## Task to carry out:
Please return every line from the entries that has the string "vägen" in it.

--------------------------------

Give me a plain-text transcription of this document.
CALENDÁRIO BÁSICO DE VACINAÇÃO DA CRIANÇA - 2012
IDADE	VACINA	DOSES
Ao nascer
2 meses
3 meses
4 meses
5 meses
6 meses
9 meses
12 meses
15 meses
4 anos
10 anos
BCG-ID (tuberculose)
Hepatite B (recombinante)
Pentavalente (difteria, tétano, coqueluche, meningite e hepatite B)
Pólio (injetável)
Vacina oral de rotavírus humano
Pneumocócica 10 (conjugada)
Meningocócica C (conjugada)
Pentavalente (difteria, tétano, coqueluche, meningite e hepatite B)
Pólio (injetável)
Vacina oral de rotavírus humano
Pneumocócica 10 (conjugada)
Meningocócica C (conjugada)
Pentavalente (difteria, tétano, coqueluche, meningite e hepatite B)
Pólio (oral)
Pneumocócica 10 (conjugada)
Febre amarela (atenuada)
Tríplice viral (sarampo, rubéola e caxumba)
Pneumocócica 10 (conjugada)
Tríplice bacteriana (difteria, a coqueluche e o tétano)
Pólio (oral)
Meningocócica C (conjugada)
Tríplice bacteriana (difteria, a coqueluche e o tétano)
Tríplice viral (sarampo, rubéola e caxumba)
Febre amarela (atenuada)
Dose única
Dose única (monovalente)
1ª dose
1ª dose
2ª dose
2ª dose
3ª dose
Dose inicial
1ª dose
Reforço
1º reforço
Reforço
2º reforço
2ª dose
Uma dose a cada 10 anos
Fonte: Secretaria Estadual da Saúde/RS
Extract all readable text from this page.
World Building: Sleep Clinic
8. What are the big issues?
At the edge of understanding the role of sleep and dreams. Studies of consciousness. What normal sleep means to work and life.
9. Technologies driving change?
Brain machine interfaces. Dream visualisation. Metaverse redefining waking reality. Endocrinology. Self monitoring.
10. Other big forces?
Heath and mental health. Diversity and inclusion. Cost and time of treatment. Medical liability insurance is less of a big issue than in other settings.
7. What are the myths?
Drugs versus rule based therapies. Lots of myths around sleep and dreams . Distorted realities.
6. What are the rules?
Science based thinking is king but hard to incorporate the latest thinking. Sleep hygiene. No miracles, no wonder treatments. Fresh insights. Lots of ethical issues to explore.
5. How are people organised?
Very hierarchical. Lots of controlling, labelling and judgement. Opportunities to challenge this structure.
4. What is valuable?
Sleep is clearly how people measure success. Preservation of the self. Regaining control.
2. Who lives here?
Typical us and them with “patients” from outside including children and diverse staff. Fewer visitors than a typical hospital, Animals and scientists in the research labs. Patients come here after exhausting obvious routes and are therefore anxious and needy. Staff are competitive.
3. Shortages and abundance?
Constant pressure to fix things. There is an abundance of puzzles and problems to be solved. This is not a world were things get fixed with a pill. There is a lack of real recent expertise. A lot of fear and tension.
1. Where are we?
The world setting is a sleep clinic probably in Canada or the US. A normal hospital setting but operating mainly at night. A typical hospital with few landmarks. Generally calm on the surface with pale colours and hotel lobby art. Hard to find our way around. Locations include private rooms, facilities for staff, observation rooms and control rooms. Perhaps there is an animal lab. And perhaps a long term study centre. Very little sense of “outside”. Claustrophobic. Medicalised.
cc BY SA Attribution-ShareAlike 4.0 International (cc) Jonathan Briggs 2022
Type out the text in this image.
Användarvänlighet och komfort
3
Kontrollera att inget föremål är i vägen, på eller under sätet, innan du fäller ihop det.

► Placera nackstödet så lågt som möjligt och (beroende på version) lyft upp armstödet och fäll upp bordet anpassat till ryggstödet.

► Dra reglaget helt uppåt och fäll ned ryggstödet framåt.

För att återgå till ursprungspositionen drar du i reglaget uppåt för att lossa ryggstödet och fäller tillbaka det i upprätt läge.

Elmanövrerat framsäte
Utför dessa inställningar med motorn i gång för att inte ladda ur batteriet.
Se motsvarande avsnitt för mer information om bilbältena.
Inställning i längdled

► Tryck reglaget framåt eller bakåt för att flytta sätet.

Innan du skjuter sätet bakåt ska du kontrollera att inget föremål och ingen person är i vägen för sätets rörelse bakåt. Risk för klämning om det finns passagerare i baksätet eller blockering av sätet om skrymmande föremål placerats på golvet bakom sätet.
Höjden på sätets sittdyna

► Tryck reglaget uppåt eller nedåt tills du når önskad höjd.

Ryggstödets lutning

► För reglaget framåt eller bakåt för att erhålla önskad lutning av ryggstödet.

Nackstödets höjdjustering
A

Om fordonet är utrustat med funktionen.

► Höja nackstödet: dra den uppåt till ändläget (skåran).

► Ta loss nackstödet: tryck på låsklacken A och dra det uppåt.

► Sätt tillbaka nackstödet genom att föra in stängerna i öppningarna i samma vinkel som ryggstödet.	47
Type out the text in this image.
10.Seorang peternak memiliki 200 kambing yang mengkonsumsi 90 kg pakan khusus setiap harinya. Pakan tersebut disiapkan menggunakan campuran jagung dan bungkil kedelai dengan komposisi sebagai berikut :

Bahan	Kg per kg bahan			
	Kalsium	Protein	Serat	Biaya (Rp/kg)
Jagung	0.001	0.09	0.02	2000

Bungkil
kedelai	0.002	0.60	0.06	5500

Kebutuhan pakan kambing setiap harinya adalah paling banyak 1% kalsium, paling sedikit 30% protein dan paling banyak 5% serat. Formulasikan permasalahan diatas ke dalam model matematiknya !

--------------------------------

## Answer box:
Kontrollera att inget föremål är i vägen, på eller under sätet, innan du fäller ihop det.
Innan du skjuter sätet bakåt ska du kontrollera att inget föremål och ingen person är i vägen för sätets rörelse bakåt. Risk för klämning om det finns passagerare i baksätet eller blockering av sätet om skrymmande föremål placerats på golvet bakom sätet.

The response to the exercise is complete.